## SHORT PROBLEM
Copy down every line where the string "Instruction" shows up.

[Begin STORED RECORDS]

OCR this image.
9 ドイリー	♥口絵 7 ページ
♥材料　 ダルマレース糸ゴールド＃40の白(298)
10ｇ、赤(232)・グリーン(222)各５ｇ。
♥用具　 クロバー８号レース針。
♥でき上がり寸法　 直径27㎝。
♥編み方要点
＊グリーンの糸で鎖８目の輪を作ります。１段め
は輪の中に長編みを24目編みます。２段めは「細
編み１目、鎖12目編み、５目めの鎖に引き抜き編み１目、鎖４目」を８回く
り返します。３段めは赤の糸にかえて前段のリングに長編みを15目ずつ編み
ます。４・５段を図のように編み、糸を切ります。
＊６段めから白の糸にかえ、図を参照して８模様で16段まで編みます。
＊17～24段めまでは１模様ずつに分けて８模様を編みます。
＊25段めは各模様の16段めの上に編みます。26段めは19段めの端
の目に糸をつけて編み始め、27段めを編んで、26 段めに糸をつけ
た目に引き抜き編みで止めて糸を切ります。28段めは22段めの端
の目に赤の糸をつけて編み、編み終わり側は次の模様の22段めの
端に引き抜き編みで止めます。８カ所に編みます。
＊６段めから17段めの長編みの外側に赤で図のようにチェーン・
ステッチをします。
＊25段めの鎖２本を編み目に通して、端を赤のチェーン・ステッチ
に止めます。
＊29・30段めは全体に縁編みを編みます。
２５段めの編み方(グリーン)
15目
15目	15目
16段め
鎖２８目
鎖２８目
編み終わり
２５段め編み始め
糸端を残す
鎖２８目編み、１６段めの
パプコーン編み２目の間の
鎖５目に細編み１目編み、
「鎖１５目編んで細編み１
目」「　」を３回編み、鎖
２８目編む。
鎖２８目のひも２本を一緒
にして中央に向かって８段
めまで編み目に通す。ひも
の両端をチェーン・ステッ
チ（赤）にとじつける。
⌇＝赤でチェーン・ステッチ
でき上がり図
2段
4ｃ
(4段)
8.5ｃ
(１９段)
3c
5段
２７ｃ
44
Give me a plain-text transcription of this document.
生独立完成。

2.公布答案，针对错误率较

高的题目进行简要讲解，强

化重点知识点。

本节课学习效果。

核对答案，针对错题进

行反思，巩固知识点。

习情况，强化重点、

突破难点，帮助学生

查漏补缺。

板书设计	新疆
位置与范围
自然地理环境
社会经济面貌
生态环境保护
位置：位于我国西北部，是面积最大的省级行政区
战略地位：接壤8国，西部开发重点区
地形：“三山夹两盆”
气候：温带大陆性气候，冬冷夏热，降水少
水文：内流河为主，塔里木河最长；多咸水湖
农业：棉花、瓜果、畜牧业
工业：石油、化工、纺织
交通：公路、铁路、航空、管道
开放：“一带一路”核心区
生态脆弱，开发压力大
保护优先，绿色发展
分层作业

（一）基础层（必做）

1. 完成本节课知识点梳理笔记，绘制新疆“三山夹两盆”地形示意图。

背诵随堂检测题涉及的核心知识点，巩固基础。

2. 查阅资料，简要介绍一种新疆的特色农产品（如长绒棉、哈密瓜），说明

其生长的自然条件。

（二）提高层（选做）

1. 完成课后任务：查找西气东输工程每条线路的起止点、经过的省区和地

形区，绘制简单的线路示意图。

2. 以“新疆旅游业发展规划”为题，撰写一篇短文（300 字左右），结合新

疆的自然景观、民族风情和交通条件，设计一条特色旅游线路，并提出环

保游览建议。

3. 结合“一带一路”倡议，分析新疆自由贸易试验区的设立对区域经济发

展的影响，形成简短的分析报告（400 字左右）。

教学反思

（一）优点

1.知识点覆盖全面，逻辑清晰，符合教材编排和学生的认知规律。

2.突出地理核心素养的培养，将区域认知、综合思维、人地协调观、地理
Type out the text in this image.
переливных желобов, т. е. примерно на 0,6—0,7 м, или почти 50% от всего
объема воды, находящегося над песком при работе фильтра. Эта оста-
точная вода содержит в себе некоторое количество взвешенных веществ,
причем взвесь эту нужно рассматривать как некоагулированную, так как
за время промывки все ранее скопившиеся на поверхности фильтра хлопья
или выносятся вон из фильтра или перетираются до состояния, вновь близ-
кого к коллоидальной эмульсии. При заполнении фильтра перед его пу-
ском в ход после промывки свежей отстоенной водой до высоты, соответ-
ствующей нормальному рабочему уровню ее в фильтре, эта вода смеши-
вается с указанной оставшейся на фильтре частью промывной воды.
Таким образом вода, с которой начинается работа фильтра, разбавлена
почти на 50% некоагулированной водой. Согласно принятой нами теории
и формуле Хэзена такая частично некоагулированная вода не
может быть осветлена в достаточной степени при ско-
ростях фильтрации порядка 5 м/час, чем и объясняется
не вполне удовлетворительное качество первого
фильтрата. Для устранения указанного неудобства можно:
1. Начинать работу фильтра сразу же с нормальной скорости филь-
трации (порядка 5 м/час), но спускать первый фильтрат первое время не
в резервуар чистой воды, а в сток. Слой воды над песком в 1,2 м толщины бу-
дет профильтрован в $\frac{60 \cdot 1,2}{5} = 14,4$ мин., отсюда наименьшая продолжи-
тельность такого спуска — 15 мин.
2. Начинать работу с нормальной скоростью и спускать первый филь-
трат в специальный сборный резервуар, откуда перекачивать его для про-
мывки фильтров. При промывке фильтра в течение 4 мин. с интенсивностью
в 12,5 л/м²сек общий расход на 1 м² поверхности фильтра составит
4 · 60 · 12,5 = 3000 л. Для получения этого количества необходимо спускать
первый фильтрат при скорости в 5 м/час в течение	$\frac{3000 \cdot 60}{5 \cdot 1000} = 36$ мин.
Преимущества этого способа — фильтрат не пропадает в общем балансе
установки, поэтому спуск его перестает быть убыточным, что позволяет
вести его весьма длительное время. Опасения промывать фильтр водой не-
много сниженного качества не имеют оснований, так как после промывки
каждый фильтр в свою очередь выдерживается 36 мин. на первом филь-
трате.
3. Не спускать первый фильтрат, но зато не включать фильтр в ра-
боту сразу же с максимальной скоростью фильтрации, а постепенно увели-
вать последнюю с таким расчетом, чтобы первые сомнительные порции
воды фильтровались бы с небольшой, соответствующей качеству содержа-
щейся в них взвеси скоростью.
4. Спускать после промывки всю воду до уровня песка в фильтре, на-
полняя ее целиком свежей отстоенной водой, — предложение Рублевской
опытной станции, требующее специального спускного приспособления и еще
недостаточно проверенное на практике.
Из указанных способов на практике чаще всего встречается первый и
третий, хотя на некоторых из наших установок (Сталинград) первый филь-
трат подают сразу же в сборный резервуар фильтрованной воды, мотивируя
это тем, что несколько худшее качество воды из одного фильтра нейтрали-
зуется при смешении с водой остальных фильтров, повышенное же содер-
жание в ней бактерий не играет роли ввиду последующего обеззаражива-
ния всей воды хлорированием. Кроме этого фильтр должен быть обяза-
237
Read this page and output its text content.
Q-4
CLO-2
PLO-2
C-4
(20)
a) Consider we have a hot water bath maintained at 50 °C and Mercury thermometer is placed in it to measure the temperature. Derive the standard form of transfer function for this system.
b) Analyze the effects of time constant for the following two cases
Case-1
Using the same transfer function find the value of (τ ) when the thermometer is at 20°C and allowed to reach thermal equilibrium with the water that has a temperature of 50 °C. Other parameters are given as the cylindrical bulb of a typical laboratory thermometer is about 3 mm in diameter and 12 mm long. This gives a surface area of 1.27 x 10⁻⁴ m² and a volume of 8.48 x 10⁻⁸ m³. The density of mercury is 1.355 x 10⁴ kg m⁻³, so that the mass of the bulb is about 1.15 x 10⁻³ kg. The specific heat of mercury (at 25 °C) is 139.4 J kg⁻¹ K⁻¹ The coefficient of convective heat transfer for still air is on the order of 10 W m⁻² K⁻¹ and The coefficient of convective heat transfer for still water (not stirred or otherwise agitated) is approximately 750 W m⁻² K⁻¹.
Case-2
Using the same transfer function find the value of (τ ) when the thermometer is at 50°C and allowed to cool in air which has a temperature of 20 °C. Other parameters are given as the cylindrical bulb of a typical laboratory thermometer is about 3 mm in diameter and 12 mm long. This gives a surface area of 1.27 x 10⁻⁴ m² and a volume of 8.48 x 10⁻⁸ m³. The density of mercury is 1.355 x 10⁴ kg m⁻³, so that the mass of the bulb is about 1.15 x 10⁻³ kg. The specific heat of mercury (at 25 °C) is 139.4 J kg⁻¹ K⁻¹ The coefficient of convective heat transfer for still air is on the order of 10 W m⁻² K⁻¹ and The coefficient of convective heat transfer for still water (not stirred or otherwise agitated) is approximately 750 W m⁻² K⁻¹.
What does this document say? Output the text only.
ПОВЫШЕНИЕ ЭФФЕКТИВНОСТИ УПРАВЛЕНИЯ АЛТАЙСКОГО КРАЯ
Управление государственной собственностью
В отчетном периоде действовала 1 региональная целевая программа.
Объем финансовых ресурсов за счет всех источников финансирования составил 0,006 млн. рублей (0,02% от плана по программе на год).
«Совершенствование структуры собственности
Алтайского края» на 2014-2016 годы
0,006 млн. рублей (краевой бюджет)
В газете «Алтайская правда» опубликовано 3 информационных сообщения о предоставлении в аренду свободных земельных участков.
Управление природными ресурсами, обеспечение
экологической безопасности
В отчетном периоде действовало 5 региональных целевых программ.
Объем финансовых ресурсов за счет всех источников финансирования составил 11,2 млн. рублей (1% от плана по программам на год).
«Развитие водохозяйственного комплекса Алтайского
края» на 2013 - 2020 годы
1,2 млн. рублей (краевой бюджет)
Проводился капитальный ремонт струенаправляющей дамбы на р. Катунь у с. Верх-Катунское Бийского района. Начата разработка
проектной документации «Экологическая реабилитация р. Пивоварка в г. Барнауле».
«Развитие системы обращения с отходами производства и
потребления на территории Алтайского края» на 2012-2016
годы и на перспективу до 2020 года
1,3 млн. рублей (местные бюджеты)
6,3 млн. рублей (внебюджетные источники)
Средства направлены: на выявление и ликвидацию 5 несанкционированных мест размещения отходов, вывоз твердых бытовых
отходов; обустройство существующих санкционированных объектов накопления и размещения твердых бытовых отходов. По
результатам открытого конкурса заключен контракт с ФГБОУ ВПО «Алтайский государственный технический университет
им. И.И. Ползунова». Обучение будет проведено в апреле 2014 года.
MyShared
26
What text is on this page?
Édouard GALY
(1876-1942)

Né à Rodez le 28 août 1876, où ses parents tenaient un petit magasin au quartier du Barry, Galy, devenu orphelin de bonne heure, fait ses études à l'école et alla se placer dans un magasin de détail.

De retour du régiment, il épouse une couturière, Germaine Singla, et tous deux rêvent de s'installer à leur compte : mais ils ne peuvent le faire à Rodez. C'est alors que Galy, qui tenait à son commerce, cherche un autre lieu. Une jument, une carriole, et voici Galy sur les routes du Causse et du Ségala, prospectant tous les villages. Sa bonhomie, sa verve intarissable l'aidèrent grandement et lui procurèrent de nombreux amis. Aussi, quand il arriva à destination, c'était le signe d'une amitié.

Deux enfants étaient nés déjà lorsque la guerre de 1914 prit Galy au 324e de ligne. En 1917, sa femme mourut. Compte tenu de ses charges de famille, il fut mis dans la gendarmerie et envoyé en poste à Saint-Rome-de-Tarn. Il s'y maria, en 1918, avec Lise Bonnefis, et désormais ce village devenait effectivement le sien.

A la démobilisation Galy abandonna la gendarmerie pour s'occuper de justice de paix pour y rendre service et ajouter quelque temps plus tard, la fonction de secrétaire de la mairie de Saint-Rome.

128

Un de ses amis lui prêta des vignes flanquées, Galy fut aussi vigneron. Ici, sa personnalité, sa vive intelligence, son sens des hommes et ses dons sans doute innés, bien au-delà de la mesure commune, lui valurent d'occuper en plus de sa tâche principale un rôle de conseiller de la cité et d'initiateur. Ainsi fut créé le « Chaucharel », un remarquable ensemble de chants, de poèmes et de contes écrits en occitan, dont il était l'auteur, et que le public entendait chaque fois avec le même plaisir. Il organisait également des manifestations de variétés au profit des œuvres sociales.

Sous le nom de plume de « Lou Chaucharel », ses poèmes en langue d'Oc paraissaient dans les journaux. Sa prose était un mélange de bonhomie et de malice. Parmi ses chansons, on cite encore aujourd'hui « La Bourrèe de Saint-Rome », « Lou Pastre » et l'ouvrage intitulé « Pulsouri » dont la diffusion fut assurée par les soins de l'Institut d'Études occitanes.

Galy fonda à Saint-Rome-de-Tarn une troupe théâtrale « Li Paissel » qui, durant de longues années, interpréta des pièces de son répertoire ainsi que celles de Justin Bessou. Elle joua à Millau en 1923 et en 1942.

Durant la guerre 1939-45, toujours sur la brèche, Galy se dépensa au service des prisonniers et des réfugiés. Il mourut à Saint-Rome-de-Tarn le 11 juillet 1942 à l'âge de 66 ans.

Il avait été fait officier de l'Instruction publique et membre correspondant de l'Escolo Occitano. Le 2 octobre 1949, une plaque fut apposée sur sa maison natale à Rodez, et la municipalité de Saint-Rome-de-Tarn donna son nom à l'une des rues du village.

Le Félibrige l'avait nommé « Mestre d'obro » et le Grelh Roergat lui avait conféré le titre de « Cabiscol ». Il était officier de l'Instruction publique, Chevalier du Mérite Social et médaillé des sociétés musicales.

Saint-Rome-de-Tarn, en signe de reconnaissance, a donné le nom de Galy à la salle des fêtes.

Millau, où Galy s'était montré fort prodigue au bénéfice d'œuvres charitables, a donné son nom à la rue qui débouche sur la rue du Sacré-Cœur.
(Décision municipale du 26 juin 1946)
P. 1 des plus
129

[End STORED RECORDS]

## FINAL RESULT
Il avait été fait officier de l'Instruction publique et membre correspondant de l'Escolo Occitano. Le 2 octobre 1949, une plaque fut apposée sur sa maison natale à Rodez, et la municipalité de Saint-Rome-de-Tarn donna son nom à l'une des rues du village.
Le Félibrige l'avait nommé « Mestre d'obro » et le Grelh Roergat lui avait conféré le titre de « Cabiscol ». Il était officier de l'Instruction publique, Chevalier du Mérite Social et médaillé des sociétés musicales.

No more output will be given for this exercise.